Records
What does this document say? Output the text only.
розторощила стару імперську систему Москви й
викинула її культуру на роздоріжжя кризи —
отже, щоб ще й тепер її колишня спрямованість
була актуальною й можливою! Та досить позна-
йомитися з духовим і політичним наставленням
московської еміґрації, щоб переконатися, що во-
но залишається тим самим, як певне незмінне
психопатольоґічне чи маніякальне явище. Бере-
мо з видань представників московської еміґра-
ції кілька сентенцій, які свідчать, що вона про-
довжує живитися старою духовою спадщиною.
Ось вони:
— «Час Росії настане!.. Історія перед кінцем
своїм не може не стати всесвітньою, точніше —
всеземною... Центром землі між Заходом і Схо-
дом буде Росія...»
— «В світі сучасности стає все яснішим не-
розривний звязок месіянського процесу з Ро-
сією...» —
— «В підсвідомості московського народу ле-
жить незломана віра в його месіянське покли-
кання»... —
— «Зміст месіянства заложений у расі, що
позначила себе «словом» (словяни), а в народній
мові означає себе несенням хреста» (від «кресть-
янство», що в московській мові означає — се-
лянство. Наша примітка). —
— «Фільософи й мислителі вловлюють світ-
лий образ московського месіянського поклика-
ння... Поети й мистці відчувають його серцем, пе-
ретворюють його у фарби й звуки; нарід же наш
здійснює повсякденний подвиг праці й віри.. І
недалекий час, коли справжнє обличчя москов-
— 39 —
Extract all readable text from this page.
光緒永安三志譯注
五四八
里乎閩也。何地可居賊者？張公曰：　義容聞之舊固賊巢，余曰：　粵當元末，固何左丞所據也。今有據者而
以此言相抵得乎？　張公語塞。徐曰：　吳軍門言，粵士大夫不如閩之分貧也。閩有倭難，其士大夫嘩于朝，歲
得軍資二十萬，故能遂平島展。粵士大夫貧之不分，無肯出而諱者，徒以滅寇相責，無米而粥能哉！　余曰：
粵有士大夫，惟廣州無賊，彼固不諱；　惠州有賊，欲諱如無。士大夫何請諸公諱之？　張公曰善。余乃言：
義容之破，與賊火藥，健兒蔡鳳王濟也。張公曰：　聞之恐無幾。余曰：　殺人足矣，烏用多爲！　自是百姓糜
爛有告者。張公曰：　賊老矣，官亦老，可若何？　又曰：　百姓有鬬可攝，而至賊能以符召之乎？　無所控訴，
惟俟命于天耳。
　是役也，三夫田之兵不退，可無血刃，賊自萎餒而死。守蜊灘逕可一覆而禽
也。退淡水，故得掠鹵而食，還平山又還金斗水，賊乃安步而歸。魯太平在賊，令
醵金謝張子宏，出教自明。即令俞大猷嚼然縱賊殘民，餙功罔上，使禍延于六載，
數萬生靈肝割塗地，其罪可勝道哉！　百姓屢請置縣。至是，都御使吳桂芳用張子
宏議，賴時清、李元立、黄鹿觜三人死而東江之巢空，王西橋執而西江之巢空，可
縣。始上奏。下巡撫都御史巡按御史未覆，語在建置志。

- _Stated exercise_: Starting with the line that contains "Extract all readable text from this page.", repeat each line through the last one exactly as it appears. Include both ends and nothing more.

- _Problem solution_:
Extract all readable text from this page.
光緒永安三志譯注
五四八
里乎閩也。何地可居賊者？張公曰：　義容聞之舊固賊巢，余曰：　粵當元末，固何左丞所據也。今有據者而
以此言相抵得乎？　張公語塞。徐曰：　吳軍門言，粵士大夫不如閩之分貧也。閩有倭難，其士大夫嘩于朝，歲
得軍資二十萬，故能遂平島展。粵士大夫貧之不分，無肯出而諱者，徒以滅寇相責，無米而粥能哉！　余曰：
粵有士大夫，惟廣州無賊，彼固不諱；　惠州有賊，欲諱如無。士大夫何請諸公諱之？　張公曰善。余乃言：
義容之破，與賊火藥，健兒蔡鳳王濟也。張公曰：　聞之恐無幾。余曰：　殺人足矣，烏用多爲！　自是百姓糜
爛有告者。張公曰：　賊老矣，官亦老，可若何？　又曰：　百姓有鬬可攝，而至賊能以符召之乎？　無所控訴，
惟俟命于天耳。
　是役也，三夫田之兵不退，可無血刃，賊自萎餒而死。守蜊灘逕可一覆而禽
也。退淡水，故得掠鹵而食，還平山又還金斗水，賊乃安步而歸。魯太平在賊，令
醵金謝張子宏，出教自明。即令俞大猷嚼然縱賊殘民，餙功罔上，使禍延于六載，
數萬生靈肝割塗地，其罪可勝道哉！　百姓屢請置縣。至是，都御使吳桂芳用張子
宏議，賴時清、李元立、黄鹿觜三人死而東江之巢空，王西橋執而西江之巢空，可
縣。始上奏。下巡撫都御史巡按御史未覆，語在建置志。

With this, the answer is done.